_Text segment_
——————
Use Marquez with CrateDB

This usage guide demonstrates how to run Airflow DAGs against a CrateDB database and view lineage data.

Setup

We will need Docker Compose v2. To install it, make it available to all users, check the installed version, or upgrade from v1, refer to the Docker documentation.

Let’s now start Marquez:

git clone https://github.com/MarquezProject/marquez && cd marquez
sudo ./docker/up.sh

While Marquez starts, let’s open another terminal and proceed installing the Astro CLI for Airflow:

curl -sSL https://install.astronomer.io | sudo bash -s

Let’s initialize a project folder:

mkdir datalineageeval
cd datalineageeval
astro dev init

We will use the PostgreSQL wire protocol to connect to CrateDB:

echo 'apache-airflow-providers-postgres' >> requirements.txt

Let’s now configure Airflow to use Marquez as the lineage repository and connect to it via the Docker bridge interface:

cat <<EOF >>.env
# Linux (Docker bridge):
OPENLINEAGE_URL=http://172.17.0.1:5000
# macOS/Windows (Docker Desktop):
# OPENLINEAGE_URL=http://host.docker.internal:5000
OPENLINEAGE_NAMESPACE=example
EOF

We will use the Airflow web interface. If you are running headless (no local browser), enable port exposure:

astro config set airflow.expose_port true

Astro also needs an internal PostgreSQL instance, but port 5432 is taken by Marquez’s own internal database, so we will configure Astro to use port 5435 for its internal database:

astro config set postgres.port 5435
astro dev start

And we will start a single-node local CrateDB instance using port 5436 for the PostgreSQL wire protocol interface:

sudo docker run -d --name cratedb --publish=4200:4200 --publish=5436:5432 --env CRATE_HEAP_SIZE=1g crate/crate:5.9.5 '-Cdiscovery.type=single-node'

(NB this will return immediately once the image is downloaded but CrateDB may take a few seconds to start)

Let’s now use the CrateDB CLI to prepare the tables we will use for this example:

Install crash using pip.

sudo apt install -y python3-pip
sudo pip3 install --user crash
crash

Alternatively, install crash using pipx.

sudo apt install -y pipx
sudo pipx install crash

Connect using crash.

crash
CREATE TABLE public.Customers (
  CustomerID TEXT PRIMARY KEY NOT NULL DEFAULT gen_random_text_uuid(),
  CustomerName TEXT NOT NULL,
  Country TEXT
);

CREATE TABLE public.Invoices (
  InvoiceID TEXT PRIMARY KEY NOT NULL DEFAULT gen_random_text_uuid(),
  date TIMESTAMP DEFAULT now(),
  CustomerID TEXT
);

CREATE TABLE public.Products (
  ProductID TEXT PRIMARY KEY NOT NULL DEFAULT gen_random_text_uuid(),
  Description TEXT,
  applicable_tax_percentage REAL
);

CREATE TABLE public.Invoice_items (
  InvoiceID TEXT,
  ProductID TEXT,
  quantity SMALLINT,
  unit_price REAL,
  PRIMARY KEY (InvoiceID,ProductID)
);

Now press Ctrl+D to exit the CrateDB Shell.

Usage

We are now going to configure Airflow to connect to CrateDB.

Open a web browser and navigate to port 8080 on the machine where you are running Astro, for instance http://localhost:8080/. Login with username admin and password admin.

Under “Admin” select “Connections”. Click the blue plus sign button to create a new connection and enter the following details:

Connection Id: cratedb_default
Connection Type: Postgres
Host: 172.17.0.1
Login: crate
Port: 5436

Click the Save button.

Now we will create a DAG. From the datalineageeval folder, run:

cp data_ingestion.py dags/

Then, restart Airflow.

sudo astro dev restart

Let’s now go back to the Airflow web interface, navigate to “DAGs” on the top left corner, then identify the new lineage-reporting-cratedb DAG and use the “play” button to execute it.

When the DAG completes, “Recent Tasks” should show 7 successful tasks.

Now navigate to the Marquez web interface at http://localhost:3000/ (replace localhost if this is not running locally).

In the upper right corner, select example instead of default.

You can now see all lineage graphs and events for this setup.

Marquez lineage graph
——————
_Material provided_
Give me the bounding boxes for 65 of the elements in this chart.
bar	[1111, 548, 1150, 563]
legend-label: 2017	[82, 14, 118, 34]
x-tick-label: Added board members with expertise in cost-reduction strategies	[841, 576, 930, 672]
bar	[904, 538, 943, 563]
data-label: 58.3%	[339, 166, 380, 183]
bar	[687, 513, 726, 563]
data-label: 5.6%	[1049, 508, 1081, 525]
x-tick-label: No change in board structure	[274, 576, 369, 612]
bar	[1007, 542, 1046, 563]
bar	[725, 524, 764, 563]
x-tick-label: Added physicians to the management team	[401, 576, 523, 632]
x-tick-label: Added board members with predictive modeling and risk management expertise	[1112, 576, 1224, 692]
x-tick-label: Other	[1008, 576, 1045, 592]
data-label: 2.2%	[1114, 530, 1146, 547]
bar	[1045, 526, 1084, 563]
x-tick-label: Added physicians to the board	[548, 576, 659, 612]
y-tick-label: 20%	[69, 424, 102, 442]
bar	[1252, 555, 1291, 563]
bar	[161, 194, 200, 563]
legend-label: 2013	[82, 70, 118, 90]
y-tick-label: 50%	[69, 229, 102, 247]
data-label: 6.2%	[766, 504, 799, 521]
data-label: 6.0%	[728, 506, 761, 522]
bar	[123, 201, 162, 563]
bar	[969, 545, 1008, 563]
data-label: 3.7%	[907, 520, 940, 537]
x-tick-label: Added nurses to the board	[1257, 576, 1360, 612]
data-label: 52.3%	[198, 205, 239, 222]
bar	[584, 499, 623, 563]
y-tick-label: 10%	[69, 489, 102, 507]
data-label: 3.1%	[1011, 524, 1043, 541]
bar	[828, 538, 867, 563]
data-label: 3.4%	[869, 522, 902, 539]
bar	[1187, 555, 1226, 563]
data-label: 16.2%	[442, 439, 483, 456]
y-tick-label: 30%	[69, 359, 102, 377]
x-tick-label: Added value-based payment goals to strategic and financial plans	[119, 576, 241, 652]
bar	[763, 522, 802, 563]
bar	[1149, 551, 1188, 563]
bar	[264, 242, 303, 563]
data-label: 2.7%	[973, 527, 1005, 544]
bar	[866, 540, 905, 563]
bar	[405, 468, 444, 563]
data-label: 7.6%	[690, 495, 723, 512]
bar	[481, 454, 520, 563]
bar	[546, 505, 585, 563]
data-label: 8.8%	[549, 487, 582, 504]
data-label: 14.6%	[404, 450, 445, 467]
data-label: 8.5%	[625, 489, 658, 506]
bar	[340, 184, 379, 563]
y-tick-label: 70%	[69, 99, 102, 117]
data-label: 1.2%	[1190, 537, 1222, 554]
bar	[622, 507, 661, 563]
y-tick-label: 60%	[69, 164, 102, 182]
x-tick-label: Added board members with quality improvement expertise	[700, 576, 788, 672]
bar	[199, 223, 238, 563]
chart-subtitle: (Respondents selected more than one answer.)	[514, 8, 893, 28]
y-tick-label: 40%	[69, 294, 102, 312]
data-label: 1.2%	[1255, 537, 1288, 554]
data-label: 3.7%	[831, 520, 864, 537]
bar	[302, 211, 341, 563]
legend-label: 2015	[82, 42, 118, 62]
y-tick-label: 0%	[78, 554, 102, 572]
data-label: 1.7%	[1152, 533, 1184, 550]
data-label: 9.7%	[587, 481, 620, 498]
——————
_Description of the task_
In the Marquez and CrateDB usage guide, which port is Astro's internal PostgreSQL database set to use? This data has no connection to the Marquez and CrateDB usage guide.

_Answer to the exercise_
Port 5435.